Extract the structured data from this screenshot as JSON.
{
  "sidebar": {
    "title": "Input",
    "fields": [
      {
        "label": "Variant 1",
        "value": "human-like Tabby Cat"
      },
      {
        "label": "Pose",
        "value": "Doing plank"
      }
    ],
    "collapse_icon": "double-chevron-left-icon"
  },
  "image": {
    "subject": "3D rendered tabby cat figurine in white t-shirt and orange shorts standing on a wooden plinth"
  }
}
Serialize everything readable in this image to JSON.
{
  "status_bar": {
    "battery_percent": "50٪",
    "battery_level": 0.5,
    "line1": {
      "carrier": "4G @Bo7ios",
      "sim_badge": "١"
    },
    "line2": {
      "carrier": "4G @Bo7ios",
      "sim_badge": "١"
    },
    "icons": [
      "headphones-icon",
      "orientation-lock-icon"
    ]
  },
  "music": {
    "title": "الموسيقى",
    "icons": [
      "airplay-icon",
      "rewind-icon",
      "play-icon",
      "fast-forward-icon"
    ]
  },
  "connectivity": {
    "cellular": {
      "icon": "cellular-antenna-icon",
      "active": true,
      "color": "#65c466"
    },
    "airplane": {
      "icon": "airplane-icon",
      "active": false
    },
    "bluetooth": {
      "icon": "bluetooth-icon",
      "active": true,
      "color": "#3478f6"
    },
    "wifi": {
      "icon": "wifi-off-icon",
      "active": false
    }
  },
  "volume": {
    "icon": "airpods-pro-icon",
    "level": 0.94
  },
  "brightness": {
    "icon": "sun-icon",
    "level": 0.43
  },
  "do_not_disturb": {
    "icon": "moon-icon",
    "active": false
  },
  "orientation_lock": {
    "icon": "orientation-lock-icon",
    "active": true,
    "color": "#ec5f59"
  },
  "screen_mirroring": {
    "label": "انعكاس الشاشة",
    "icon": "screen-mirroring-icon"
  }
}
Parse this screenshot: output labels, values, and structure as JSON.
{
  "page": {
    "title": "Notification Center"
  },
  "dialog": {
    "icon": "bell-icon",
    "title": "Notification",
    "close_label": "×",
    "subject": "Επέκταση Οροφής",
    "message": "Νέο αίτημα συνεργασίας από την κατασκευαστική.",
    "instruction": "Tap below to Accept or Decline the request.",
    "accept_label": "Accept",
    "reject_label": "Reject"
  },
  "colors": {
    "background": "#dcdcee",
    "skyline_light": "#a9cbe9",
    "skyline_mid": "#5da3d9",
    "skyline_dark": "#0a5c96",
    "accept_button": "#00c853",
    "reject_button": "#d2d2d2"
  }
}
-*-
→ **Work to complete**: Give back the lines of the listing from the one with "Serialize everything readable" through the end, both included, exactly as written and with nothing added.

→ **Exercise answer**:
Serialize everything readable in this image to JSON.
{
  "status_bar": {
    "battery_percent": "50٪",
    "battery_level": 0.5,
    "line1": {
      "carrier": "4G @Bo7ios",
      "sim_badge": "١"
    },
    "line2": {
      "carrier": "4G @Bo7ios",
      "sim_badge": "١"
    },
    "icons": [
      "headphones-icon",
      "orientation-lock-icon"
    ]
  },
  "music": {
    "title": "الموسيقى",
    "icons": [
      "airplay-icon",
      "rewind-icon",
      "play-icon",
      "fast-forward-icon"
    ]
  },
  "connectivity": {
    "cellular": {
      "icon": "cellular-antenna-icon",
      "active": true,
      "color": "#65c466"
    },
    "airplane": {
      "icon": "airplane-icon",
      "active": false
    },
    "bluetooth": {
      "icon": "bluetooth-icon",
      "active": true,
      "color": "#3478f6"
    },
    "wifi": {
      "icon": "wifi-off-icon",
      "active": false
    }
  },
  "volume": {
    "icon": "airpods-pro-icon",
    "level": 0.94
  },
  "brightness": {
    "icon": "sun-icon",
    "level": 0.43
  },
  "do_not_disturb": {
    "icon": "moon-icon",
    "active": false
  },
  "orientation_lock": {
    "icon": "orientation-lock-icon",
    "active": true,
    "color": "#ec5f59"
  },
  "screen_mirroring": {
    "label": "انعكاس الشاشة",
    "icon": "screen-mirroring-icon"
  }
}
Parse this screenshot: output labels, values, and structure as JSON.
{
  "page": {
    "title": "Notification Center"
  },
  "dialog": {
    "icon": "bell-icon",
    "title": "Notification",
    "close_label": "×",
    "subject": "Επέκταση Οροφής",
    "message": "Νέο αίτημα συνεργασίας από την κατασκευαστική.",
    "instruction": "Tap below to Accept or Decline the request.",
    "accept_label": "Accept",
    "reject_label": "Reject"
  },
  "colors": {
    "background": "#dcdcee",
    "skyline_light": "#a9cbe9",
    "skyline_mid": "#5da3d9",
    "skyline_dark": "#0a5c96",
    "accept_button": "#00c853",
    "reject_button": "#d2d2d2"
  }
}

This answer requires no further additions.